==== Information supplied
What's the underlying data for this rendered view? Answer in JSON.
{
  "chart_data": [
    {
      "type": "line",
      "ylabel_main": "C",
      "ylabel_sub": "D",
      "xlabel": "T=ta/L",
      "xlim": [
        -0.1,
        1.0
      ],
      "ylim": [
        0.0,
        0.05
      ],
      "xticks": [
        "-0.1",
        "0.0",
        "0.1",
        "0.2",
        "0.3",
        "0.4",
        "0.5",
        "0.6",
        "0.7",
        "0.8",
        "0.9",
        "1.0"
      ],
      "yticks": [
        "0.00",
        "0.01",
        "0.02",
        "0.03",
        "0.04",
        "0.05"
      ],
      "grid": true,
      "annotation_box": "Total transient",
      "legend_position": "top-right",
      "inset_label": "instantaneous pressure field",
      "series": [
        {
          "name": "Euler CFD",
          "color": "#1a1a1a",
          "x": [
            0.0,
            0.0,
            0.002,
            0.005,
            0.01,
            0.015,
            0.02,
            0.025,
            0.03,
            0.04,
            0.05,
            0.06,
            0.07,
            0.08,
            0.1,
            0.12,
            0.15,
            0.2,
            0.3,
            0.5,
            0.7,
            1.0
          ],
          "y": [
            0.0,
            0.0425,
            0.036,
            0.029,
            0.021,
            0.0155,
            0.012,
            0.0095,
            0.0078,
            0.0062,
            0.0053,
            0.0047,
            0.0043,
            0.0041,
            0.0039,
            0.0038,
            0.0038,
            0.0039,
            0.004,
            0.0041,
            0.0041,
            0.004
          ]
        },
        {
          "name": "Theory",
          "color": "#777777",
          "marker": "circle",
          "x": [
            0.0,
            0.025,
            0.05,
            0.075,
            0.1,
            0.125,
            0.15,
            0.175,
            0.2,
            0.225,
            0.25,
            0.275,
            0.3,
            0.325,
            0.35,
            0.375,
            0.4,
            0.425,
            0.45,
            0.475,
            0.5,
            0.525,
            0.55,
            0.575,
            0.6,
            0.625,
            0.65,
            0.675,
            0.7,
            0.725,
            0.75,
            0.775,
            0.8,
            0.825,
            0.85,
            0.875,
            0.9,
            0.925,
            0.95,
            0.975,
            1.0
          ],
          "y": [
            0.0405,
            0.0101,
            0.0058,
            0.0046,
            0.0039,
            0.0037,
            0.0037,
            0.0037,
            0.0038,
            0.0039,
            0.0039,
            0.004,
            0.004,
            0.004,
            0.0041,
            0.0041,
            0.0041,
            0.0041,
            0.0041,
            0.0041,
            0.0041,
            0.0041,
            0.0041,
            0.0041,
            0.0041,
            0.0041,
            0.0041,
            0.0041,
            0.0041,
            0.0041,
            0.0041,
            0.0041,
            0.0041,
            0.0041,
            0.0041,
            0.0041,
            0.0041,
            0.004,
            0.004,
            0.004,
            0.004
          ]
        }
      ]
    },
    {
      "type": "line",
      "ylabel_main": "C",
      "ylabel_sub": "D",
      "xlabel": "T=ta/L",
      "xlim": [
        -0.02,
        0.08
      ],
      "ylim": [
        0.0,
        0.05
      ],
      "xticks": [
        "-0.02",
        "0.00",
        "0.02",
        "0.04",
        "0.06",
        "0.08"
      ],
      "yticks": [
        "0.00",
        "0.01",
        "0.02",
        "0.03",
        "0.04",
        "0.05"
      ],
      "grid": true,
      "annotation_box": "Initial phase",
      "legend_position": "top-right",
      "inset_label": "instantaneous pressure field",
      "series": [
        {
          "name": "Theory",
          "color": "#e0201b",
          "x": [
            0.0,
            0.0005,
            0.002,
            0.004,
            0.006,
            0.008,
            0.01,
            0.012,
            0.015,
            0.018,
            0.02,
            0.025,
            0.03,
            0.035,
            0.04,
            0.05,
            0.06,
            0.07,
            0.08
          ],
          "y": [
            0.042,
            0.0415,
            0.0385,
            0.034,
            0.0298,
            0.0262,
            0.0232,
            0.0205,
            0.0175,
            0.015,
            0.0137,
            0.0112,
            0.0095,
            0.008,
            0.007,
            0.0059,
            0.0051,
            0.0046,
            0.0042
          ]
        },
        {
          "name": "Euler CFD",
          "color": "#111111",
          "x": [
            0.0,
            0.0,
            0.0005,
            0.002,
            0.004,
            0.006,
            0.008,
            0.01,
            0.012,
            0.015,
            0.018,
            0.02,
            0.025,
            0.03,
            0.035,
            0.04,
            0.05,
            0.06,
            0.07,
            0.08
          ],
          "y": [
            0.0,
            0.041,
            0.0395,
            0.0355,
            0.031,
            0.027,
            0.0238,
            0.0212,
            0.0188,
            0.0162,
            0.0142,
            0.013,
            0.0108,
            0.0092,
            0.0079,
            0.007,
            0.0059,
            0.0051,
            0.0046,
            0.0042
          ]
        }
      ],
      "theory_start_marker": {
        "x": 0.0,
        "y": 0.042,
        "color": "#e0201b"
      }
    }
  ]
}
========
◆ Problem to solve ◆
All of the material above needs to be copied exactly.

◆ Correct output ◆
What's the underlying data for this rendered view? Answer in JSON.
{
  "chart_data": [
    {
      "type": "line",
      "ylabel_main": "C",
      "ylabel_sub": "D",
      "xlabel": "T=ta/L",
      "xlim": [
        -0.1,
        1.0
      ],
      "ylim": [
        0.0,
        0.05
      ],
      "xticks": [
        "-0.1",
        "0.0",
        "0.1",
        "0.2",
        "0.3",
        "0.4",
        "0.5",
        "0.6",
        "0.7",
        "0.8",
        "0.9",
        "1.0"
      ],
      "yticks": [
        "0.00",
        "0.01",
        "0.02",
        "0.03",
        "0.04",
        "0.05"
      ],
      "grid": true,
      "annotation_box": "Total transient",
      "legend_position": "top-right",
      "inset_label": "instantaneous pressure field",
      "series": [
        {
          "name": "Euler CFD",
          "color": "#1a1a1a",
          "x": [
            0.0,
            0.0,
            0.002,
            0.005,
            0.01,
            0.015,
            0.02,
            0.025,
            0.03,
            0.04,
            0.05,
            0.06,
            0.07,
            0.08,
            0.1,
            0.12,
            0.15,
            0.2,
            0.3,
            0.5,
            0.7,
            1.0
          ],
          "y": [
            0.0,
            0.0425,
            0.036,
            0.029,
            0.021,
            0.0155,
            0.012,
            0.0095,
            0.0078,
            0.0062,
            0.0053,
            0.0047,
            0.0043,
            0.0041,
            0.0039,
            0.0038,
            0.0038,
            0.0039,
            0.004,
            0.0041,
            0.0041,
            0.004
          ]
        },
        {
          "name": "Theory",
          "color": "#777777",
          "marker": "circle",
          "x": [
            0.0,
            0.025,
            0.05,
            0.075,
            0.1,
            0.125,
            0.15,
            0.175,
            0.2,
            0.225,
            0.25,
            0.275,
            0.3,
            0.325,
            0.35,
            0.375,
            0.4,
            0.425,
            0.45,
            0.475,
            0.5,
            0.525,
            0.55,
            0.575,
            0.6,
            0.625,
            0.65,
            0.675,
            0.7,
            0.725,
            0.75,
            0.775,
            0.8,
            0.825,
            0.85,
            0.875,
            0.9,
            0.925,
            0.95,
            0.975,
            1.0
          ],
          "y": [
            0.0405,
            0.0101,
            0.0058,
            0.0046,
            0.0039,
            0.0037,
            0.0037,
            0.0037,
            0.0038,
            0.0039,
            0.0039,
            0.004,
            0.004,
            0.004,
            0.0041,
            0.0041,
            0.0041,
            0.0041,
            0.0041,
            0.0041,
            0.0041,
            0.0041,
            0.0041,
            0.0041,
            0.0041,
            0.0041,
            0.0041,
            0.0041,
            0.0041,
            0.0041,
            0.0041,
            0.0041,
            0.0041,
            0.0041,
            0.0041,
            0.0041,
            0.0041,
            0.004,
            0.004,
            0.004,
            0.004
          ]
        }
      ]
    },
    {
      "type": "line",
      "ylabel_main": "C",
      "ylabel_sub": "D",
      "xlabel": "T=ta/L",
      "xlim": [
        -0.02,
        0.08
      ],
      "ylim": [
        0.0,
        0.05
      ],
      "xticks": [
        "-0.02",
        "0.00",
        "0.02",
        "0.04",
        "0.06",
        "0.08"
      ],
      "yticks": [
        "0.00",
        "0.01",
        "0.02",
        "0.03",
        "0.04",
        "0.05"
      ],
      "grid": true,
      "annotation_box": "Initial phase",
      "legend_position": "top-right",
      "inset_label": "instantaneous pressure field",
      "series": [
        {
          "name": "Theory",
          "color": "#e0201b",
          "x": [
            0.0,
            0.0005,
            0.002,
            0.004,
            0.006,
            0.008,
            0.01,
            0.012,
            0.015,
            0.018,
            0.02,
            0.025,
            0.03,
            0.035,
            0.04,
            0.05,
            0.06,
            0.07,
            0.08
          ],
          "y": [
            0.042,
            0.0415,
            0.0385,
            0.034,
            0.0298,
            0.0262,
            0.0232,
            0.0205,
            0.0175,
            0.015,
            0.0137,
            0.0112,
            0.0095,
            0.008,
            0.007,
            0.0059,
            0.0051,
            0.0046,
            0.0042
          ]
        },
        {
          "name": "Euler CFD",
          "color": "#111111",
          "x": [
            0.0,
            0.0,
            0.0005,
            0.002,
            0.004,
            0.006,
            0.008,
            0.01,
            0.012,
            0.015,
            0.018,
            0.02,
            0.025,
            0.03,
            0.035,
            0.04,
            0.05,
            0.06,
            0.07,
            0.08
          ],
          "y": [
            0.0,
            0.041,
            0.0395,
            0.0355,
            0.031,
            0.027,
            0.0238,
            0.0212,
            0.0188,
            0.0162,
            0.0142,
            0.013,
            0.0108,
            0.0092,
            0.0079,
            0.007,
            0.0059,
            0.0051,
            0.0046,
            0.0042
          ]
        }
      ],
      "theory_start_marker": {
        "x": 0.0,
        "y": 0.042,
        "color": "#e0201b"
      }
    }
  ]
}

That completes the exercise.